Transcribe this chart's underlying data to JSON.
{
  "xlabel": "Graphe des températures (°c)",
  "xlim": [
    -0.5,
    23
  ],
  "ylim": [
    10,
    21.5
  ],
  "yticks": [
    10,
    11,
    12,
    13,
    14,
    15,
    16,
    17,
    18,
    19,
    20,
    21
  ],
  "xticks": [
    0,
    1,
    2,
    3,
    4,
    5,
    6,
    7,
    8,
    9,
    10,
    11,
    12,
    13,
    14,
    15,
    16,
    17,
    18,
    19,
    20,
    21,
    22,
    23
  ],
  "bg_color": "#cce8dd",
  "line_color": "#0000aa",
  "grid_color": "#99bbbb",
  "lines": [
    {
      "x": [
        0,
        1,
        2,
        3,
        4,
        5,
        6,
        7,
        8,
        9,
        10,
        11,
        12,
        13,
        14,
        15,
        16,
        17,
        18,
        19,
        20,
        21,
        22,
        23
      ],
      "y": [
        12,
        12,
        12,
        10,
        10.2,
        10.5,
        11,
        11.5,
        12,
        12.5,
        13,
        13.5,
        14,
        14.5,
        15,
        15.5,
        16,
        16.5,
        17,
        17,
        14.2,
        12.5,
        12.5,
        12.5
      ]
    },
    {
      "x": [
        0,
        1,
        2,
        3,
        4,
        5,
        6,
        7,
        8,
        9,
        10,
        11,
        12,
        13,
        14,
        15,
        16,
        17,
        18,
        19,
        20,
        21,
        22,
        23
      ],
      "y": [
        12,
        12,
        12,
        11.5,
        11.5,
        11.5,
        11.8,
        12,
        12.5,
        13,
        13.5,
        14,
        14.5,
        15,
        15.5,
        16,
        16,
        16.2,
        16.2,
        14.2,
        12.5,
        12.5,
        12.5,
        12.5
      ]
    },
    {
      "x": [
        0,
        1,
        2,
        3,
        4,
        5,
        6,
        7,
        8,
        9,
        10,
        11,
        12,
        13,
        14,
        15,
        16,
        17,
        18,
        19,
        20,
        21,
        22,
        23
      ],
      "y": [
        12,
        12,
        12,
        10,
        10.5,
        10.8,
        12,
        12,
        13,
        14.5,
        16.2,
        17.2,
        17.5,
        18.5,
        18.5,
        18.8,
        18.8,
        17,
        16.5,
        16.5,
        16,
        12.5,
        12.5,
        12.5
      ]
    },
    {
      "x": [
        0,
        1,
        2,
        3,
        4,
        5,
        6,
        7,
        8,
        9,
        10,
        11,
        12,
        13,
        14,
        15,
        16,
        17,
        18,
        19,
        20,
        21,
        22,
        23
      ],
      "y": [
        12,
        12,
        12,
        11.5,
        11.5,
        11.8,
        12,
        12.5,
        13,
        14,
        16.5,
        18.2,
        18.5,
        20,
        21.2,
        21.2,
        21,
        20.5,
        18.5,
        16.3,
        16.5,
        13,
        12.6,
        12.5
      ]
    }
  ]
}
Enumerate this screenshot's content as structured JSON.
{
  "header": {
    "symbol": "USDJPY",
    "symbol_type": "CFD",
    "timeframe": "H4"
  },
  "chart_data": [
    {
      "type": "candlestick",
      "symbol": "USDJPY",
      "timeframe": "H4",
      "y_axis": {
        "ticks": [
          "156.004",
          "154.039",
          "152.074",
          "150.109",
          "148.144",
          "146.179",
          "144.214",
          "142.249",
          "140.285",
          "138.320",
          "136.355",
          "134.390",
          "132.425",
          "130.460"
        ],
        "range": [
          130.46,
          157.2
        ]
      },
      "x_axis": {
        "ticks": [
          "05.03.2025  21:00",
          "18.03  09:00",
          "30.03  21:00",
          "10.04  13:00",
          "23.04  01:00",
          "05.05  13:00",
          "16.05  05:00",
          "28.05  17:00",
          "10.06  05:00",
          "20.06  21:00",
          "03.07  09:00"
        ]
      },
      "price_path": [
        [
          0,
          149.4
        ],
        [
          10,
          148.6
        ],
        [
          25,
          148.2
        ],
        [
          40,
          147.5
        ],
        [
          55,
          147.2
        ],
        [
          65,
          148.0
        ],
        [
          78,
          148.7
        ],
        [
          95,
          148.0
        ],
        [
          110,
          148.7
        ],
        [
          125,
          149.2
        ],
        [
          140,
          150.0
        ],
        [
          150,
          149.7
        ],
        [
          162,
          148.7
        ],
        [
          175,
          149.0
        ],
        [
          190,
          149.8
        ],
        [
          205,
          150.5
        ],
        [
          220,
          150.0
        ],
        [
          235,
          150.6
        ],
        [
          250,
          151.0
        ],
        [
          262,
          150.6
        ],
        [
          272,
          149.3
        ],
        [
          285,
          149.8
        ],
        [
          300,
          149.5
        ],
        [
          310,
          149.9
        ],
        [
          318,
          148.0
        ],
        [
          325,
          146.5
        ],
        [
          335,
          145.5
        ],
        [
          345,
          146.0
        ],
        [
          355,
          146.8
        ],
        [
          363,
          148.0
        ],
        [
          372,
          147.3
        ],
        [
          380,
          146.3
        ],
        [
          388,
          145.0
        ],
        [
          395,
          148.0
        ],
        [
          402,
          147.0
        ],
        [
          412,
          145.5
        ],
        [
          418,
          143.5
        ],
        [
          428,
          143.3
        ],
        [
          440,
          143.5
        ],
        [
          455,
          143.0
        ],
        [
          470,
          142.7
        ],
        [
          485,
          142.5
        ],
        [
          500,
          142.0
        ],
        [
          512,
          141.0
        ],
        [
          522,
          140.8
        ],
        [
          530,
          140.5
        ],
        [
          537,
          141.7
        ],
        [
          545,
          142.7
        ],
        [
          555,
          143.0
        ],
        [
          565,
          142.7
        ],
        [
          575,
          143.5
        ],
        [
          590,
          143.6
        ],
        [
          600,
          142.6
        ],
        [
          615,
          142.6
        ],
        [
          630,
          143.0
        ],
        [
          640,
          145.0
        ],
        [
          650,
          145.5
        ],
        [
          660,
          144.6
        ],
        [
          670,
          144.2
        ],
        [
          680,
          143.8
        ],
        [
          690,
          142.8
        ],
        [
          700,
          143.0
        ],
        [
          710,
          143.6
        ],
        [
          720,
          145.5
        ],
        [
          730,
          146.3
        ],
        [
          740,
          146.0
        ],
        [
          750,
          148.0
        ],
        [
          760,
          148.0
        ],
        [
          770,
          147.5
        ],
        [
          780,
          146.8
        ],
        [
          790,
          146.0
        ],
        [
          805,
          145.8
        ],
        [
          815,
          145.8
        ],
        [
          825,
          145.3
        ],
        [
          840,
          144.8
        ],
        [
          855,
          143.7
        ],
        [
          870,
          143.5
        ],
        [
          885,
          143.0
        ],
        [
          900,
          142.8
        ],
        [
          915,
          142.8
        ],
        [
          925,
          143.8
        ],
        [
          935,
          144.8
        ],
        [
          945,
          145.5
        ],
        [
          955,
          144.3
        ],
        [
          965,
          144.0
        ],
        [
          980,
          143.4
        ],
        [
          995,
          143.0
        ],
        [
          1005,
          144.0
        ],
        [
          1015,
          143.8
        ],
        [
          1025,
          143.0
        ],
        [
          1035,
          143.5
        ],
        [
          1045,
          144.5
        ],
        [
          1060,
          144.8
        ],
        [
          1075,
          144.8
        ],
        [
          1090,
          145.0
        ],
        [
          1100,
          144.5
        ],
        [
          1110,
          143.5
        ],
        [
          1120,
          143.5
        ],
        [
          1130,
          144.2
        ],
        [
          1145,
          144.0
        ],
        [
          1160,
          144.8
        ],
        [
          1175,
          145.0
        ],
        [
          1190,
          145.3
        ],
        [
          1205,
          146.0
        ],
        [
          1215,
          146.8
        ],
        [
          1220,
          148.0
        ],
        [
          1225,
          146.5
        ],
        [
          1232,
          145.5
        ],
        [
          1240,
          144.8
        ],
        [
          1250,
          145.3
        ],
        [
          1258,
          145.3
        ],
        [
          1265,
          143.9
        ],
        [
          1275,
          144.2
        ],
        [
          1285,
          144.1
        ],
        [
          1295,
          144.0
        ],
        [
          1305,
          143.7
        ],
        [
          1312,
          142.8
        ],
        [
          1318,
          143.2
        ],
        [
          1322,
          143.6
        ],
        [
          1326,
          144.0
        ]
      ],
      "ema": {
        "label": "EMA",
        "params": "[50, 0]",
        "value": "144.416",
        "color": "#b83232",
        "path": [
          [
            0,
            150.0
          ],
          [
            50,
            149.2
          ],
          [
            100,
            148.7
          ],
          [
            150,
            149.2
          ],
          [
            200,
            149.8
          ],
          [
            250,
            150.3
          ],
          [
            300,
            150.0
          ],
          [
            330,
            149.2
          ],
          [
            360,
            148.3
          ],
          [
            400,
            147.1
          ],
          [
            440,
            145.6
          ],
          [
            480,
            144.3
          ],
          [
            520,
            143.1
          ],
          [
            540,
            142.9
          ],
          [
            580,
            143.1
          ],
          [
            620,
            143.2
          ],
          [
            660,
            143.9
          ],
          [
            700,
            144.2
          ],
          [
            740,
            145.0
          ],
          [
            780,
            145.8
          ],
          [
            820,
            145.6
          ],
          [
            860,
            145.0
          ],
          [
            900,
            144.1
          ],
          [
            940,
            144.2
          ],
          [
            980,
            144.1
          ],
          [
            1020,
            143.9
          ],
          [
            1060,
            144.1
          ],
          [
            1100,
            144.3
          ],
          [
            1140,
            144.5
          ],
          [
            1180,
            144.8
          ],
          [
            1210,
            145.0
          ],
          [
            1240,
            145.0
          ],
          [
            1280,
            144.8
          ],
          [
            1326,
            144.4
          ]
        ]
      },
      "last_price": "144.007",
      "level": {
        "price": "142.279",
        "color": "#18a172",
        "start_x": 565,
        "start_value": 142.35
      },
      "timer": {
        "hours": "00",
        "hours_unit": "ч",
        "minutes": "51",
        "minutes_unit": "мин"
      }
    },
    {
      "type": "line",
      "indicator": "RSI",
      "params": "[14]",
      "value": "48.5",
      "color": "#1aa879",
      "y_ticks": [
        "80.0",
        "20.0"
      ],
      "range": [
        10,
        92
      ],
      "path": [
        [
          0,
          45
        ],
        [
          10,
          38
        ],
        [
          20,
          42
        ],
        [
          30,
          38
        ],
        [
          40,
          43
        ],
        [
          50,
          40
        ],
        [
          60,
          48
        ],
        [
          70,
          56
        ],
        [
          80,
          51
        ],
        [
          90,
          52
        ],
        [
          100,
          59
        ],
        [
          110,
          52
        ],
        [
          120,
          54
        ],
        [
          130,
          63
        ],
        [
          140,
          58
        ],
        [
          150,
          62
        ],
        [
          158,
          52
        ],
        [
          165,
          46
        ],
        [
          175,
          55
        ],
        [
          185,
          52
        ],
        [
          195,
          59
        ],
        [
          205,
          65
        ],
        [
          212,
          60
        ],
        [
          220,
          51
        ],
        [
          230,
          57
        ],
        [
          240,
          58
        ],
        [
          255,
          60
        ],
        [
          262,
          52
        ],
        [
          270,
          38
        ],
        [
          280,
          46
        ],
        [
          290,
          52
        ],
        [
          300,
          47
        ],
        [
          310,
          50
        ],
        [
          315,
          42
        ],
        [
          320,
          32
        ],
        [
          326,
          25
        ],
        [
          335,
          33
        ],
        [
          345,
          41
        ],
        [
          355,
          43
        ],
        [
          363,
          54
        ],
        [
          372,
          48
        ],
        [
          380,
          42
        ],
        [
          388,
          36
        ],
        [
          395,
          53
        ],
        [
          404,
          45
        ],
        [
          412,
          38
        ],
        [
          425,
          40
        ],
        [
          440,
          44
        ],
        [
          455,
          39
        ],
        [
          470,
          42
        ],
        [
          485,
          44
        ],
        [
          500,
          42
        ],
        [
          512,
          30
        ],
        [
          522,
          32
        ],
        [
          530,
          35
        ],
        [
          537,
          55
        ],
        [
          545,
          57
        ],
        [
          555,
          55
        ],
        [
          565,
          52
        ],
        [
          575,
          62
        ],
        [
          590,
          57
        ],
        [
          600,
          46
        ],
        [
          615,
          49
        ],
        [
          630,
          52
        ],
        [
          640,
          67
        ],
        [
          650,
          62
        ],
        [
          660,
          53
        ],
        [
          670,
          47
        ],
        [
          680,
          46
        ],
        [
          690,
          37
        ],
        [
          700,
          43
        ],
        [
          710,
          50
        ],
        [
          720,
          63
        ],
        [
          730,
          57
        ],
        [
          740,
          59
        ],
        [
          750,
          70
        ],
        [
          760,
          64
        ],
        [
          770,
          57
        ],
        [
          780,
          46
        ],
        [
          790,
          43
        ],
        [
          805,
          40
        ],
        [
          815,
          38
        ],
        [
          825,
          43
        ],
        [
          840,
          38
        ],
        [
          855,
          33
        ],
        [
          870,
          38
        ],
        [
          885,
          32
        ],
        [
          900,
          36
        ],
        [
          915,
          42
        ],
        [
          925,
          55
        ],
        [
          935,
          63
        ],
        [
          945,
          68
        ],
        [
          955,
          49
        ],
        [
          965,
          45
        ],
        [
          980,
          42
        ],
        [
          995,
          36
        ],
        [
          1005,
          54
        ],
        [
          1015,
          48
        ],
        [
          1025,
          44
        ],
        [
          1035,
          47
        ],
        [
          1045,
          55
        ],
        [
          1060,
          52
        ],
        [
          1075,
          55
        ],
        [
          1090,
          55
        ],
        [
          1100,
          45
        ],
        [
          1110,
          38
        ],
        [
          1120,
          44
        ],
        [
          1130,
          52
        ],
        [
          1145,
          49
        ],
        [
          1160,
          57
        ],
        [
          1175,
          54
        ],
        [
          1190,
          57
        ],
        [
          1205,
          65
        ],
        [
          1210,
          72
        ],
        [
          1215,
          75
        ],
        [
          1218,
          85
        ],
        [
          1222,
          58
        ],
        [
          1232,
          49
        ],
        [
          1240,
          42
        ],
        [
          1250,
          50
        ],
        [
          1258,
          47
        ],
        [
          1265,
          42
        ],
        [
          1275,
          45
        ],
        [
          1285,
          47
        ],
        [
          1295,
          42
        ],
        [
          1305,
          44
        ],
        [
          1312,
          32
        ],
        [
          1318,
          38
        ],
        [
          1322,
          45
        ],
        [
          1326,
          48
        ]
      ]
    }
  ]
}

════════════════════

Set problem: From the entries above, copy every line that holds the word "this".

Task answer:
Transcribe this chart's underlying data to JSON.
Enumerate this screenshot's content as structured JSON.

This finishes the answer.